§ **Instructions for the task**: Give the data a second time, exactly and in full.

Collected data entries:
[START]

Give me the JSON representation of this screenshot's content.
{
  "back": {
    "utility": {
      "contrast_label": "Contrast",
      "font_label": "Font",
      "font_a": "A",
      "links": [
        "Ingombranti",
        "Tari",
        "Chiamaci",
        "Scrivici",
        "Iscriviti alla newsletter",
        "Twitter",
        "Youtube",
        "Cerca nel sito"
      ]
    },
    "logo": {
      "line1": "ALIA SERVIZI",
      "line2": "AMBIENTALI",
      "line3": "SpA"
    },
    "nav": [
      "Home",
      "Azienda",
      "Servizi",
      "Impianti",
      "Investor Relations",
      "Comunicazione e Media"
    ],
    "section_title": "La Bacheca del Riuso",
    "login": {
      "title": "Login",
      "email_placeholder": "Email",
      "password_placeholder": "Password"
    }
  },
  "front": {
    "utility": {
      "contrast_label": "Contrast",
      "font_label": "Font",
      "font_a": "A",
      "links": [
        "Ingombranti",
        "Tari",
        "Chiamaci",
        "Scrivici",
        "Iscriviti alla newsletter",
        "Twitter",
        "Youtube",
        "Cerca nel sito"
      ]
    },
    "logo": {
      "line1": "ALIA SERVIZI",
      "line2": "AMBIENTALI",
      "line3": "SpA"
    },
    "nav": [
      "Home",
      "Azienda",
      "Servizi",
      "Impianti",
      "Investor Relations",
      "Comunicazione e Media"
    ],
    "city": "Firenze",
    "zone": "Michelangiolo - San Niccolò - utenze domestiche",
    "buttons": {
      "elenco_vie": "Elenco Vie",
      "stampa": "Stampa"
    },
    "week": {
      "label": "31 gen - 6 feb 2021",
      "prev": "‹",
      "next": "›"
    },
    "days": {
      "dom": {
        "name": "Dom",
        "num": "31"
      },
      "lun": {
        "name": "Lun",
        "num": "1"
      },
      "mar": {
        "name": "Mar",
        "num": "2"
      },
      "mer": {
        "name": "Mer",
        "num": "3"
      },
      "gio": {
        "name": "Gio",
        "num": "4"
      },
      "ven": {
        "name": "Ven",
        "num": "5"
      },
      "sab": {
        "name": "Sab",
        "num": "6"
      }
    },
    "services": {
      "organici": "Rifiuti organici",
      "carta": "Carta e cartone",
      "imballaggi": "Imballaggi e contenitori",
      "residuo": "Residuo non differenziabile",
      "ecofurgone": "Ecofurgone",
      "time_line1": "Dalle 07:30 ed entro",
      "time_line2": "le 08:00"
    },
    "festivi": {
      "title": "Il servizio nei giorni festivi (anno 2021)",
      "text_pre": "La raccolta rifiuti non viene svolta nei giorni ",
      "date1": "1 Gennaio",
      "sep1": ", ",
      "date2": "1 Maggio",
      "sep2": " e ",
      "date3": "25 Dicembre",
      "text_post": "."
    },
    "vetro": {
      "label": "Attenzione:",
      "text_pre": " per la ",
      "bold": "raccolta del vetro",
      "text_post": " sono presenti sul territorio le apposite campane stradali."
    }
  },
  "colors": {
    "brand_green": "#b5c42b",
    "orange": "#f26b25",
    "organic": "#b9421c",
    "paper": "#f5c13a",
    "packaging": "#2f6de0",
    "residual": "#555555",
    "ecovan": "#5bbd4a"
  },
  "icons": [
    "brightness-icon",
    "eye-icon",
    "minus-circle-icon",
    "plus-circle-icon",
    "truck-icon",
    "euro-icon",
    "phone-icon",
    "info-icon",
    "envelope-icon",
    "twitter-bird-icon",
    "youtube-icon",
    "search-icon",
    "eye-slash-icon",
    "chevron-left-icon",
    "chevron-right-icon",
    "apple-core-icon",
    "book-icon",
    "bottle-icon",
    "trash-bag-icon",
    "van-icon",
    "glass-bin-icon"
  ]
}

[END]

§ **Worked answer**:
Give me the JSON representation of this screenshot's content.
{
  "back": {
    "utility": {
      "contrast_label": "Contrast",
      "font_label": "Font",
      "font_a": "A",
      "links": [
        "Ingombranti",
        "Tari",
        "Chiamaci",
        "Scrivici",
        "Iscriviti alla newsletter",
        "Twitter",
        "Youtube",
        "Cerca nel sito"
      ]
    },
    "logo": {
      "line1": "ALIA SERVIZI",
      "line2": "AMBIENTALI",
      "line3": "SpA"
    },
    "nav": [
      "Home",
      "Azienda",
      "Servizi",
      "Impianti",
      "Investor Relations",
      "Comunicazione e Media"
    ],
    "section_title": "La Bacheca del Riuso",
    "login": {
      "title": "Login",
      "email_placeholder": "Email",
      "password_placeholder": "Password"
    }
  },
  "front": {
    "utility": {
      "contrast_label": "Contrast",
      "font_label": "Font",
      "font_a": "A",
      "links": [
        "Ingombranti",
        "Tari",
        "Chiamaci",
        "Scrivici",
        "Iscriviti alla newsletter",
        "Twitter",
        "Youtube",
        "Cerca nel sito"
      ]
    },
    "logo": {
      "line1": "ALIA SERVIZI",
      "line2": "AMBIENTALI",
      "line3": "SpA"
    },
    "nav": [
      "Home",
      "Azienda",
      "Servizi",
      "Impianti",
      "Investor Relations",
      "Comunicazione e Media"
    ],
    "city": "Firenze",
    "zone": "Michelangiolo - San Niccolò - utenze domestiche",
    "buttons": {
      "elenco_vie": "Elenco Vie",
      "stampa": "Stampa"
    },
    "week": {
      "label": "31 gen - 6 feb 2021",
      "prev": "‹",
      "next": "›"
    },
    "days": {
      "dom": {
        "name": "Dom",
        "num": "31"
      },
      "lun": {
        "name": "Lun",
        "num": "1"
      },
      "mar": {
        "name": "Mar",
        "num": "2"
      },
      "mer": {
        "name": "Mer",
        "num": "3"
      },
      "gio": {
        "name": "Gio",
        "num": "4"
      },
      "ven": {
        "name": "Ven",
        "num": "5"
      },
      "sab": {
        "name": "Sab",
        "num": "6"
      }
    },
    "services": {
      "organici": "Rifiuti organici",
      "carta": "Carta e cartone",
      "imballaggi": "Imballaggi e contenitori",
      "residuo": "Residuo non differenziabile",
      "ecofurgone": "Ecofurgone",
      "time_line1": "Dalle 07:30 ed entro",
      "time_line2": "le 08:00"
    },
    "festivi": {
      "title": "Il servizio nei giorni festivi (anno 2021)",
      "text_pre": "La raccolta rifiuti non viene svolta nei giorni ",
      "date1": "1 Gennaio",
      "sep1": ", ",
      "date2": "1 Maggio",
      "sep2": " e ",
      "date3": "25 Dicembre",
      "text_post": "."
    },
    "vetro": {
      "label": "Attenzione:",
      "text_pre": " per la ",
      "bold": "raccolta del vetro",
      "text_post": " sono presenti sul territorio le apposite campane stradali."
    }
  },
  "colors": {
    "brand_green": "#b5c42b",
    "orange": "#f26b25",
    "organic": "#b9421c",
    "paper": "#f5c13a",
    "packaging": "#2f6de0",
    "residual": "#555555",
    "ecovan": "#5bbd4a"
  },
  "icons": [
    "brightness-icon",
    "eye-icon",
    "minus-circle-icon",
    "plus-circle-icon",
    "truck-icon",
    "euro-icon",
    "phone-icon",
    "info-icon",
    "envelope-icon",
    "twitter-bird-icon",
    "youtube-icon",
    "search-icon",
    "eye-slash-icon",
    "chevron-left-icon",
    "chevron-right-icon",
    "apple-core-icon",
    "book-icon",
    "bottle-icon",
    "trash-bag-icon",
    "van-icon",
    "glass-bin-icon"
  ]
}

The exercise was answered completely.